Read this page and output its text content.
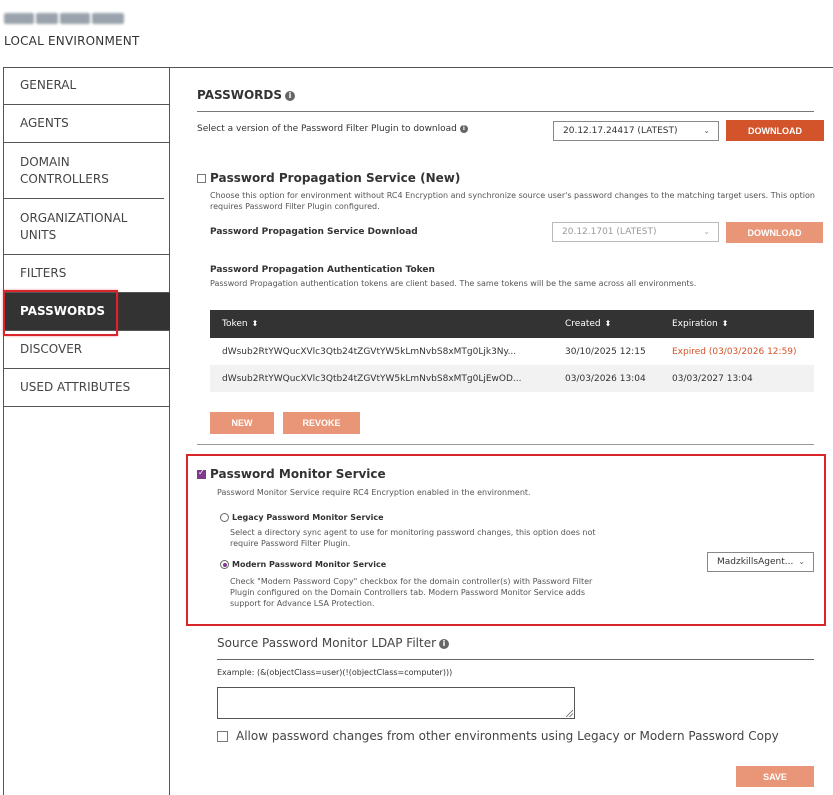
LOCAL ENVIRONMENT
GENERAL
AGENTS
DOMAIN CONTROLLERS
ORGANIZATIONAL UNITS
FILTERS
PASSWORDS
DISCOVER
USED ATTRIBUTES
PASSWORDS i
Select a version of the Password Filter Plugin to download i	20.12.17.24417 (LATEST)	⌄	DOWNLOAD
Password Propagation Service (New)
Choose this option for environment without RC4 Encryption and synchronize source user's password changes to the matching target users. This option requires Password Filter Plugin configured.
Password Propagation Service Download	20.12.1701 (LATEST)	⌄	DOWNLOAD
Password Propagation Authentication Token
Password Propagation authentication tokens are client based. The same tokens will be the same across all environments.
Token ⬍	Created ⬍	Expiration ⬍
dWsub2RtYWQucXVlc3Qtb24tZGVtYW5kLmNvbS8xMTg0Ljk3Ny...	30/10/2025 12:15	Expired (03/03/2026 12:59)
dWsub2RtYWQucXVlc3Qtb24tZGVtYW5kLmNvbS8xMTg0LjEwOD...	03/03/2026 13:04	03/03/2027 13:04
NEW	REVOKE
✓
Password Monitor Service
Password Monitor Service require RC4 Encryption enabled in the environment.
Legacy Password Monitor Service
Select a directory sync agent to use for monitoring password changes, this option does not require Password Filter Plugin.
Modern Password Monitor Service
Check "Modern Password Copy" checkbox for the domain controller(s) with Password Filter Plugin configured on the Domain Controllers tab. Modern Password Monitor Service adds support for Advance LSA Protection.
MadzkillsAgent... ⌄
Source Password Monitor LDAP Filter i
Example: (&(objectClass=user)(!(objectClass=computer)))
Allow password changes from other environments using Legacy or Modern Password Copy
SAVE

....

Looking at the entries above, state how many lines contain "DOWNLOAD"; give the number alone.

== Solved problem ==
2